• **INSTRUCTIONS FOR THE TASK**: Copy every line from the material below that holds "content".

• **SOURCE RECORDS**:
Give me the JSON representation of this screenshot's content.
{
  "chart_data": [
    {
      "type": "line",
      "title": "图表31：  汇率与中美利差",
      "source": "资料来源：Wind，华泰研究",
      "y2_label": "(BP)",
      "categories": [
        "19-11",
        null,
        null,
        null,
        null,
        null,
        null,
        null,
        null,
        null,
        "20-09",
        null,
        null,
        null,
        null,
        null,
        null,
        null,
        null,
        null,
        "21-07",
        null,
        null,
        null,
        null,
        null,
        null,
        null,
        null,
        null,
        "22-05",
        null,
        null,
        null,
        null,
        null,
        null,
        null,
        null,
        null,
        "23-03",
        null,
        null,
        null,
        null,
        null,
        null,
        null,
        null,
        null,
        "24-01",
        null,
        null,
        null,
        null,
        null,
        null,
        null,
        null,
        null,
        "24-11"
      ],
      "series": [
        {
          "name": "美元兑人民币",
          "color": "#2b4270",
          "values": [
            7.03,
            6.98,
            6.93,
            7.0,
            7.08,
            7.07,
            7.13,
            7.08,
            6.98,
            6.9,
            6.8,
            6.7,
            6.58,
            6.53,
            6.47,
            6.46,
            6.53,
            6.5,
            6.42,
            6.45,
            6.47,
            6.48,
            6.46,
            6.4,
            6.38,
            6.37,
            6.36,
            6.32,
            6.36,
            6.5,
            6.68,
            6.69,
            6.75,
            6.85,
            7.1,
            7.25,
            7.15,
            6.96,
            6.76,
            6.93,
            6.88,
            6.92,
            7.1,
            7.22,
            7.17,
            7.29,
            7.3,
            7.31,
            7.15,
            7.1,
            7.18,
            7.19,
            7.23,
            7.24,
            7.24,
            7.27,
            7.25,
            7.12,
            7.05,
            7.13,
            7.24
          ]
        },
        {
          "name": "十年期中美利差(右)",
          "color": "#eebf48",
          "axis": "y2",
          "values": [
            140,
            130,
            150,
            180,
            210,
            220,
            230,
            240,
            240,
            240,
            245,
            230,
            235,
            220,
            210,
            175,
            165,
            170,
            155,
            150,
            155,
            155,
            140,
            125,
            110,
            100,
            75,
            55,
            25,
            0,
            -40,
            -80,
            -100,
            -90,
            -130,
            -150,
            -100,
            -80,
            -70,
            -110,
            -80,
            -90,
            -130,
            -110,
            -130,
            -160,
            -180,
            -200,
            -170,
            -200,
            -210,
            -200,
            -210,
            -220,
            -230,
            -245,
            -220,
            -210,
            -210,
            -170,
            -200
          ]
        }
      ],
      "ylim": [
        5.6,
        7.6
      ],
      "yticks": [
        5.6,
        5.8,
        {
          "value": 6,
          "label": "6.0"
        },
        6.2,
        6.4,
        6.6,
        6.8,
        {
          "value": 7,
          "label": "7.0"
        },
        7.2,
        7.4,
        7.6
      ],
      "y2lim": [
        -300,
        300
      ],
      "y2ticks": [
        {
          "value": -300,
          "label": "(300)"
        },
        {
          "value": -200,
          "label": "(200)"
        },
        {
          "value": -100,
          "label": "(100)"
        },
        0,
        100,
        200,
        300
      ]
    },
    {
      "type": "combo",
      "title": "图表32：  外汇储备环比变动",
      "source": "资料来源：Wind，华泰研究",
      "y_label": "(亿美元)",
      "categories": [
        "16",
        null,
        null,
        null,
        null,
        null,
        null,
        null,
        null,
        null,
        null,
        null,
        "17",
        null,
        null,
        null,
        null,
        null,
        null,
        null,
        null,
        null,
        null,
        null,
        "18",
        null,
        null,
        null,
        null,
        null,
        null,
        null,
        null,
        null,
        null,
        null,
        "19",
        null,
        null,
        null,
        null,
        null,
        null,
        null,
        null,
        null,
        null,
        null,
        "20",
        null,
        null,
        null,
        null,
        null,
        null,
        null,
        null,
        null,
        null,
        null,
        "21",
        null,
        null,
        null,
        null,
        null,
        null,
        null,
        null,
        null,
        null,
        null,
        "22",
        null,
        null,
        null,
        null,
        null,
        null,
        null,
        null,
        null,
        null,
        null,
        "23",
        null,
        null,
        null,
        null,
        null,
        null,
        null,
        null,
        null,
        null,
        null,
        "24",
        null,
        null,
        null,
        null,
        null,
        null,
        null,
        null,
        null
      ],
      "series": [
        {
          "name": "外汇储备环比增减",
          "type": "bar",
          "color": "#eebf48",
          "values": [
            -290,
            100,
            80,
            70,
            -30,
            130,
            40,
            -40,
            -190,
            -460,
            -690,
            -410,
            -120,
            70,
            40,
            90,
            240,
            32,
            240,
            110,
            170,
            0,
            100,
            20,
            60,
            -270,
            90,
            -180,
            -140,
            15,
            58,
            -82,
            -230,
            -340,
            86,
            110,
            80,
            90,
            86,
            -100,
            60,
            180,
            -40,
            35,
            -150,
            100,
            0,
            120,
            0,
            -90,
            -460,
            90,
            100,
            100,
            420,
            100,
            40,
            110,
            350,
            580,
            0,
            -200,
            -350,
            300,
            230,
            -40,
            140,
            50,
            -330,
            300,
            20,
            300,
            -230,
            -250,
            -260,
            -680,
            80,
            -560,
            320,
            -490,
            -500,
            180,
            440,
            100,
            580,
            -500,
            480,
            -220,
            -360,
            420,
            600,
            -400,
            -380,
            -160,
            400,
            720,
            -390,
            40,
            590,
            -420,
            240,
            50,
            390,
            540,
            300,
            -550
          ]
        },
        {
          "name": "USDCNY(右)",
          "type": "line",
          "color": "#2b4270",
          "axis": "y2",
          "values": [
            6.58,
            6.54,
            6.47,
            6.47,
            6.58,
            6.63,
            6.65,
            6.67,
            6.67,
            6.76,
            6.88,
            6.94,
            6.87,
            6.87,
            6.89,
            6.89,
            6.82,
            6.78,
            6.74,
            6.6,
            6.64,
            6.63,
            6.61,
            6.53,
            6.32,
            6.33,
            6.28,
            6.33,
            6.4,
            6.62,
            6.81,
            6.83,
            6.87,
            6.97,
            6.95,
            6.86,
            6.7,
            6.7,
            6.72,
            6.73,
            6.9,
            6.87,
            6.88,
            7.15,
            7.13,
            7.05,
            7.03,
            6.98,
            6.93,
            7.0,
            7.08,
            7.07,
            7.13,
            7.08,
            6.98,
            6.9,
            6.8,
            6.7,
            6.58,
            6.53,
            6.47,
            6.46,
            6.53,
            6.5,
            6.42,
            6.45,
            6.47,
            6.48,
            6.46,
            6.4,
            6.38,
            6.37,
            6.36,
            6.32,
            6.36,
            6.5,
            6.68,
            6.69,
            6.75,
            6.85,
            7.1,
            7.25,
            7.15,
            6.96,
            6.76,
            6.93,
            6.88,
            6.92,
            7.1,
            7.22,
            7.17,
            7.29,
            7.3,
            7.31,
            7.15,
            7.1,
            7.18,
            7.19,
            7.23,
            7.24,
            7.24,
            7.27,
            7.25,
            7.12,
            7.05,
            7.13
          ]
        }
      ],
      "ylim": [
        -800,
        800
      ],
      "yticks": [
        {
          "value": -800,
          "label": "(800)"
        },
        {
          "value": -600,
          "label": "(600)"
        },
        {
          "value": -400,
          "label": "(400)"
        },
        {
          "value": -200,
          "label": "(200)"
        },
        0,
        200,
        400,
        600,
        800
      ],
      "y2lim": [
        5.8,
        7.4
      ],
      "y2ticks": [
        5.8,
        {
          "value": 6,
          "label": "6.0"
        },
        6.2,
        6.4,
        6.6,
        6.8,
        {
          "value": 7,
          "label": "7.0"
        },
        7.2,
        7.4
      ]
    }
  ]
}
* * *
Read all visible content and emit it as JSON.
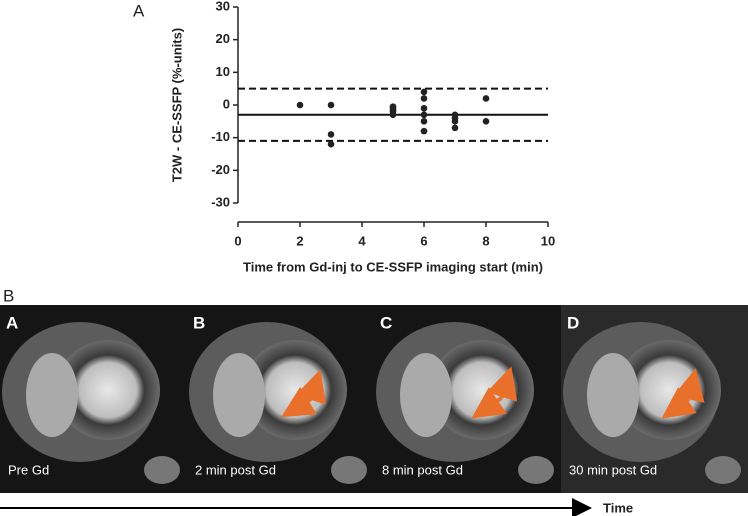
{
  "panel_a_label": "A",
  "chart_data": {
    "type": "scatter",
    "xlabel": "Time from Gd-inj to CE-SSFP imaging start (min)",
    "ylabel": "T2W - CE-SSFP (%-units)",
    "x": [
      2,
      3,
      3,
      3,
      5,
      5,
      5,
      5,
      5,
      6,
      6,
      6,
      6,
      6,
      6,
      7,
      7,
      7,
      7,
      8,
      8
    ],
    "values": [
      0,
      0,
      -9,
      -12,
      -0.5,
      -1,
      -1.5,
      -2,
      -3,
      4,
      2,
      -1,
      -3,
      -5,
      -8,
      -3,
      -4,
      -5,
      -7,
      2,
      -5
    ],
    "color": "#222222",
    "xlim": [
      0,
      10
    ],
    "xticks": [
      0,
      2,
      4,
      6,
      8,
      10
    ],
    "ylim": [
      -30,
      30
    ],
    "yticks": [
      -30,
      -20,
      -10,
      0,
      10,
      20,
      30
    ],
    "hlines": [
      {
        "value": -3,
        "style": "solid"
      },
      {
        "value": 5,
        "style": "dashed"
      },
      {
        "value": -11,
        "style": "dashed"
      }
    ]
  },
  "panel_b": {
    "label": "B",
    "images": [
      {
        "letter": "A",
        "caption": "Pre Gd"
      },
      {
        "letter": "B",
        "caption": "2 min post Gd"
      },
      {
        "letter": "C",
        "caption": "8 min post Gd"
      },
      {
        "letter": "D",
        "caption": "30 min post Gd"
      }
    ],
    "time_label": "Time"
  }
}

• **IN RESPONSE**:
Give me the JSON representation of this screenshot's content.
Read all visible content and emit it as JSON.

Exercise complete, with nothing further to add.